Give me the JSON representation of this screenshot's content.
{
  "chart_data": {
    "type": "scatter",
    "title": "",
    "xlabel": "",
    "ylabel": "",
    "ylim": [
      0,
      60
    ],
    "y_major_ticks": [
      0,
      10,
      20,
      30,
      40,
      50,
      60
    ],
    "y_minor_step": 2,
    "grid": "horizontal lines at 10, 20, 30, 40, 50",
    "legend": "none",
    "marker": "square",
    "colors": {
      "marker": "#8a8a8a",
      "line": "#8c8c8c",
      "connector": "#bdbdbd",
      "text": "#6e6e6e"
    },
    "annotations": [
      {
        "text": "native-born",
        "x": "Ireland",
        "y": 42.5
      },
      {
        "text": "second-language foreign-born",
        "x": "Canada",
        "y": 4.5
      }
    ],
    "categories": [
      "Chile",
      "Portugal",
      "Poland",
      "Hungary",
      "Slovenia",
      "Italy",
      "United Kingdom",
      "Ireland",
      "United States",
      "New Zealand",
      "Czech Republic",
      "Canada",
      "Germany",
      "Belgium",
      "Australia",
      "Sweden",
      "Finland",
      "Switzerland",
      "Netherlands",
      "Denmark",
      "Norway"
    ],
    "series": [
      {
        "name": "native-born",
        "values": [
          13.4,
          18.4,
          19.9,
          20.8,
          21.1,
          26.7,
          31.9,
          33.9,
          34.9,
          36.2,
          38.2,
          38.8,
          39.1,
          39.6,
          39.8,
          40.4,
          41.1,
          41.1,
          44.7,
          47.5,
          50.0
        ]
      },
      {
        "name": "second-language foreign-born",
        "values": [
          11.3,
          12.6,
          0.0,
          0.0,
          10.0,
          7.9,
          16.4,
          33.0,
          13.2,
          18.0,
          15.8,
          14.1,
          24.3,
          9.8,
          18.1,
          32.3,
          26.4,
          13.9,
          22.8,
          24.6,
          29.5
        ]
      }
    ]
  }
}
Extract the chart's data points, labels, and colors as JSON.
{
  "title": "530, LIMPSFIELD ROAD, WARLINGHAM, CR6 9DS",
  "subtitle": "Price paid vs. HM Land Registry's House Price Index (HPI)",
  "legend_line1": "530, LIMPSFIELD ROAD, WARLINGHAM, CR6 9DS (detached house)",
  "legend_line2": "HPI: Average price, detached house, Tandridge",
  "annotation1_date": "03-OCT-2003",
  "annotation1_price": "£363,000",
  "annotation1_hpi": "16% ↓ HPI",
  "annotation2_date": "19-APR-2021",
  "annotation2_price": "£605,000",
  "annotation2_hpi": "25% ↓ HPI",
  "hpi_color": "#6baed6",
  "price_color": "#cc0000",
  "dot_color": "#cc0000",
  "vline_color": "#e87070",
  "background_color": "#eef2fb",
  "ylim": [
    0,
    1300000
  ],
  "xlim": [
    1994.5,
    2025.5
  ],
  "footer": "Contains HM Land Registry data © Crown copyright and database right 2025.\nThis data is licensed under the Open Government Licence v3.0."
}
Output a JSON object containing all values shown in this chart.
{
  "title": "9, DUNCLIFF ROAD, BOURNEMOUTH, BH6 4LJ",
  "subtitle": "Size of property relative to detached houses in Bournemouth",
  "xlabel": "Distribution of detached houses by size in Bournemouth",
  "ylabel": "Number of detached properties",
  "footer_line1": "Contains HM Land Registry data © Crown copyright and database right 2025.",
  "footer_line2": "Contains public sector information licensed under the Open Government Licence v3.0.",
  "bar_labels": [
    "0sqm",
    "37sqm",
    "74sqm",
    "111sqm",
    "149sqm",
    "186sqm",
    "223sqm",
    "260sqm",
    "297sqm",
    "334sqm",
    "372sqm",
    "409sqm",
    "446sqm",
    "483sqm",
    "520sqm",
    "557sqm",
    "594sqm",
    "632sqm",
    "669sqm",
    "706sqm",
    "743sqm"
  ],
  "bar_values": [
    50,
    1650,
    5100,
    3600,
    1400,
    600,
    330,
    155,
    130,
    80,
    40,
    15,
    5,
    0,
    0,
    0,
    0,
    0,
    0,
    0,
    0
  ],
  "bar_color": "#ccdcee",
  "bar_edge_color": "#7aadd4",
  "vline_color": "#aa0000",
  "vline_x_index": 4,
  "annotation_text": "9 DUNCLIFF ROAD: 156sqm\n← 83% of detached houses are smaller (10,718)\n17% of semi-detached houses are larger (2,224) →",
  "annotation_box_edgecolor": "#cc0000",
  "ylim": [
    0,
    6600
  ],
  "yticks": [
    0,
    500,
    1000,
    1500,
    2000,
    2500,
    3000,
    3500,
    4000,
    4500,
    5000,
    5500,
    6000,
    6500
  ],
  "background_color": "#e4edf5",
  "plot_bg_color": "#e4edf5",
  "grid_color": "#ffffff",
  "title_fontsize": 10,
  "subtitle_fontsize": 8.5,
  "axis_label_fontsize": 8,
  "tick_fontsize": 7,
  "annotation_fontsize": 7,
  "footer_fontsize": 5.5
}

☆ ☆ ☆

WHAT IS EXPECTED
Extract the listing in its entirety and repeat it exactly.

EXERCISE SOLUTION
Give me the JSON representation of this screenshot's content.
{
  "chart_data": {
    "type": "scatter",
    "title": "",
    "xlabel": "",
    "ylabel": "",
    "ylim": [
      0,
      60
    ],
    "y_major_ticks": [
      0,
      10,
      20,
      30,
      40,
      50,
      60
    ],
    "y_minor_step": 2,
    "grid": "horizontal lines at 10, 20, 30, 40, 50",
    "legend": "none",
    "marker": "square",
    "colors": {
      "marker": "#8a8a8a",
      "line": "#8c8c8c",
      "connector": "#bdbdbd",
      "text": "#6e6e6e"
    },
    "annotations": [
      {
        "text": "native-born",
        "x": "Ireland",
        "y": 42.5
      },
      {
        "text": "second-language foreign-born",
        "x": "Canada",
        "y": 4.5
      }
    ],
    "categories": [
      "Chile",
      "Portugal",
      "Poland",
      "Hungary",
      "Slovenia",
      "Italy",
      "United Kingdom",
      "Ireland",
      "United States",
      "New Zealand",
      "Czech Republic",
      "Canada",
      "Germany",
      "Belgium",
      "Australia",
      "Sweden",
      "Finland",
      "Switzerland",
      "Netherlands",
      "Denmark",
      "Norway"
    ],
    "series": [
      {
        "name": "native-born",
        "values": [
          13.4,
          18.4,
          19.9,
          20.8,
          21.1,
          26.7,
          31.9,
          33.9,
          34.9,
          36.2,
          38.2,
          38.8,
          39.1,
          39.6,
          39.8,
          40.4,
          41.1,
          41.1,
          44.7,
          47.5,
          50.0
        ]
      },
      {
        "name": "second-language foreign-born",
        "values": [
          11.3,
          12.6,
          0.0,
          0.0,
          10.0,
          7.9,
          16.4,
          33.0,
          13.2,
          18.0,
          15.8,
          14.1,
          24.3,
          9.8,
          18.1,
          32.3,
          26.4,
          13.9,
          22.8,
          24.6,
          29.5
        ]
      }
    ]
  }
}
Extract the chart's data points, labels, and colors as JSON.
{
  "title": "530, LIMPSFIELD ROAD, WARLINGHAM, CR6 9DS",
  "subtitle": "Price paid vs. HM Land Registry's House Price Index (HPI)",
  "legend_line1": "530, LIMPSFIELD ROAD, WARLINGHAM, CR6 9DS (detached house)",
  "legend_line2": "HPI: Average price, detached house, Tandridge",
  "annotation1_date": "03-OCT-2003",
  "annotation1_price": "£363,000",
  "annotation1_hpi": "16% ↓ HPI",
  "annotation2_date": "19-APR-2021",
  "annotation2_price": "£605,000",
  "annotation2_hpi": "25% ↓ HPI",
  "hpi_color": "#6baed6",
  "price_color": "#cc0000",
  "dot_color": "#cc0000",
  "vline_color": "#e87070",
  "background_color": "#eef2fb",
  "ylim": [
    0,
    1300000
  ],
  "xlim": [
    1994.5,
    2025.5
  ],
  "footer": "Contains HM Land Registry data © Crown copyright and database right 2025.\nThis data is licensed under the Open Government Licence v3.0."
}
Output a JSON object containing all values shown in this chart.
{
  "title": "9, DUNCLIFF ROAD, BOURNEMOUTH, BH6 4LJ",
  "subtitle": "Size of property relative to detached houses in Bournemouth",
  "xlabel": "Distribution of detached houses by size in Bournemouth",
  "ylabel": "Number of detached properties",
  "footer_line1": "Contains HM Land Registry data © Crown copyright and database right 2025.",
  "footer_line2": "Contains public sector information licensed under the Open Government Licence v3.0.",
  "bar_labels": [
    "0sqm",
    "37sqm",
    "74sqm",
    "111sqm",
    "149sqm",
    "186sqm",
    "223sqm",
    "260sqm",
    "297sqm",
    "334sqm",
    "372sqm",
    "409sqm",
    "446sqm",
    "483sqm",
    "520sqm",
    "557sqm",
    "594sqm",
    "632sqm",
    "669sqm",
    "706sqm",
    "743sqm"
  ],
  "bar_values": [
    50,
    1650,
    5100,
    3600,
    1400,
    600,
    330,
    155,
    130,
    80,
    40,
    15,
    5,
    0,
    0,
    0,
    0,
    0,
    0,
    0,
    0
  ],
  "bar_color": "#ccdcee",
  "bar_edge_color": "#7aadd4",
  "vline_color": "#aa0000",
  "vline_x_index": 4,
  "annotation_text": "9 DUNCLIFF ROAD: 156sqm\n← 83% of detached houses are smaller (10,718)\n17% of semi-detached houses are larger (2,224) →",
  "annotation_box_edgecolor": "#cc0000",
  "ylim": [
    0,
    6600
  ],
  "yticks": [
    0,
    500,
    1000,
    1500,
    2000,
    2500,
    3000,
    3500,
    4000,
    4500,
    5000,
    5500,
    6000,
    6500
  ],
  "background_color": "#e4edf5",
  "plot_bg_color": "#e4edf5",
  "grid_color": "#ffffff",
  "title_fontsize": 10,
  "subtitle_fontsize": 8.5,
  "axis_label_fontsize": 8,
  "tick_fontsize": 7,
  "annotation_fontsize": 7,
  "footer_fontsize": 5.5
}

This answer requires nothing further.